→ **SHORT EXERCISE**
Spot each line that carries the word "dans"; copy those lines.

(Items from a data source)
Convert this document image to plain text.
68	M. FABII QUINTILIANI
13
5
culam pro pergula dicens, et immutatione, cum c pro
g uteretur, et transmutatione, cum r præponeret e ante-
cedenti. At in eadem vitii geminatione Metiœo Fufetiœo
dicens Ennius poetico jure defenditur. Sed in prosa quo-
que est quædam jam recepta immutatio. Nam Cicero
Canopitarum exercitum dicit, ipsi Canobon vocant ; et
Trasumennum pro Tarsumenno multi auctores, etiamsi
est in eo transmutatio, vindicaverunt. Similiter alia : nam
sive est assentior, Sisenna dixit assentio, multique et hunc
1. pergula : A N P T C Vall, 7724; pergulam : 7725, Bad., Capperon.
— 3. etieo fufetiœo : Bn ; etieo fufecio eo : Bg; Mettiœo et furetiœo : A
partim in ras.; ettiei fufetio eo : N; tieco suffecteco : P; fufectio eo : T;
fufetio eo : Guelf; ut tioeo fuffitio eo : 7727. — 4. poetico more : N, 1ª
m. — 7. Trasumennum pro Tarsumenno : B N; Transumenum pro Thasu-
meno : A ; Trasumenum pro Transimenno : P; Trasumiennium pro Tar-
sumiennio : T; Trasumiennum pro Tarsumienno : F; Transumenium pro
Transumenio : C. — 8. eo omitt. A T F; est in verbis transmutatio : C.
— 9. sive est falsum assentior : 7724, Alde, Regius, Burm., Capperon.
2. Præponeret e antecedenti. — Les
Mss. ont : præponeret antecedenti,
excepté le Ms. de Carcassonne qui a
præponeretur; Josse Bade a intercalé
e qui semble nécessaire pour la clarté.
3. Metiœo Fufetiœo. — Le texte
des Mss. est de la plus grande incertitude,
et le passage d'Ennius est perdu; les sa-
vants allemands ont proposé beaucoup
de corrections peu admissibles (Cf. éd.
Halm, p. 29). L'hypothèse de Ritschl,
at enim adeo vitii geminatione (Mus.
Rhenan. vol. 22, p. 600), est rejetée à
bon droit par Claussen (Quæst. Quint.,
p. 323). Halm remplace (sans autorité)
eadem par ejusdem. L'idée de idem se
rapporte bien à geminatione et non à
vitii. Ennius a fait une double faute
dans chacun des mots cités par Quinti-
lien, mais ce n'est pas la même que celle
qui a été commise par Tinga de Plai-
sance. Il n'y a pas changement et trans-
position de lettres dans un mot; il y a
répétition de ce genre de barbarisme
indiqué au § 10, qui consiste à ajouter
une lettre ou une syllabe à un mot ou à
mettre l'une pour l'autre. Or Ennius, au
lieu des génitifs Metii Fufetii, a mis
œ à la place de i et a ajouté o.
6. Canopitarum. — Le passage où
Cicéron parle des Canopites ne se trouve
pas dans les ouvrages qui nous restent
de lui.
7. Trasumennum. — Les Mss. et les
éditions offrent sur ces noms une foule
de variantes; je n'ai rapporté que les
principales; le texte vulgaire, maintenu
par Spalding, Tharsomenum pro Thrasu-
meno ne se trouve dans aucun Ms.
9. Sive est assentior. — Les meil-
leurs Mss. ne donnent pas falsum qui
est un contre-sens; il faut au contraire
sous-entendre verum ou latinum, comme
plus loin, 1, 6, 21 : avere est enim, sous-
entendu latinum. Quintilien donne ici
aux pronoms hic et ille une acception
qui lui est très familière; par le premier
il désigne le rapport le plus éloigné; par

* * *

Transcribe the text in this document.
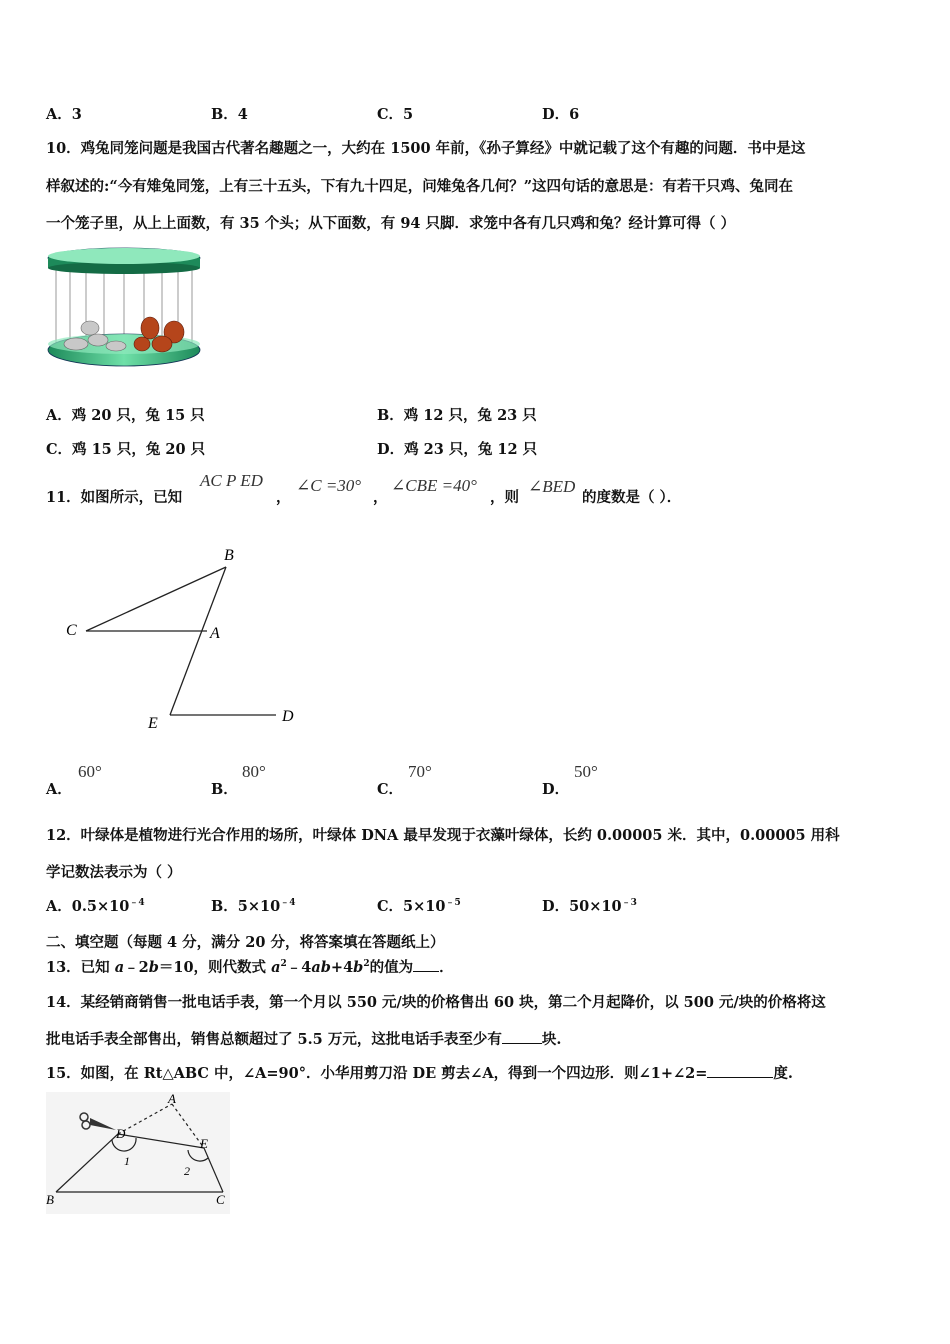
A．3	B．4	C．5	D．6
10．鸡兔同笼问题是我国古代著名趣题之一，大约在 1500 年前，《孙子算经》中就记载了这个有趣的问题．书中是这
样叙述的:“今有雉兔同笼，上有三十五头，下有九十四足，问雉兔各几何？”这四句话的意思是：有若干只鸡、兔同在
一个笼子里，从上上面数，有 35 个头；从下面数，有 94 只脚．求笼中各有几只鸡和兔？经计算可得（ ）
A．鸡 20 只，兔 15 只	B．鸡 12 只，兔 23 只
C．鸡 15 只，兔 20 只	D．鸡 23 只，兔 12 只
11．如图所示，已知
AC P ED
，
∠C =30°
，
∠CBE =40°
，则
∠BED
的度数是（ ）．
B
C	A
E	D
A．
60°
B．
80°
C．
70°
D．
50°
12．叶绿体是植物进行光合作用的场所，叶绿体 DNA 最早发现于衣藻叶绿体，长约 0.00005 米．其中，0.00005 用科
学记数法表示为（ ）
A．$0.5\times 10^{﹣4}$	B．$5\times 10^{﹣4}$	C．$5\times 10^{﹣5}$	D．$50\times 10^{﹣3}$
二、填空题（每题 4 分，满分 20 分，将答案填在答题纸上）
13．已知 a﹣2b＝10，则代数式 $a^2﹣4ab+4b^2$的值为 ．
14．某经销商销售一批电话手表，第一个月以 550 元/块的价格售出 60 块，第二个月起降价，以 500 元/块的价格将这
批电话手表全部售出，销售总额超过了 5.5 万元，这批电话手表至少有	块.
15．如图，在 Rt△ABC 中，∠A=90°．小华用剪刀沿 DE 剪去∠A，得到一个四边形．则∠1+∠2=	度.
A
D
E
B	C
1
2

→ **OUTPUT**
dans chacun des mots cités par Quinti-
position de lettres dans un mot; il y a
pas dans les ouvrages qui nous restent
meno ne se trouve dans aucun Ms.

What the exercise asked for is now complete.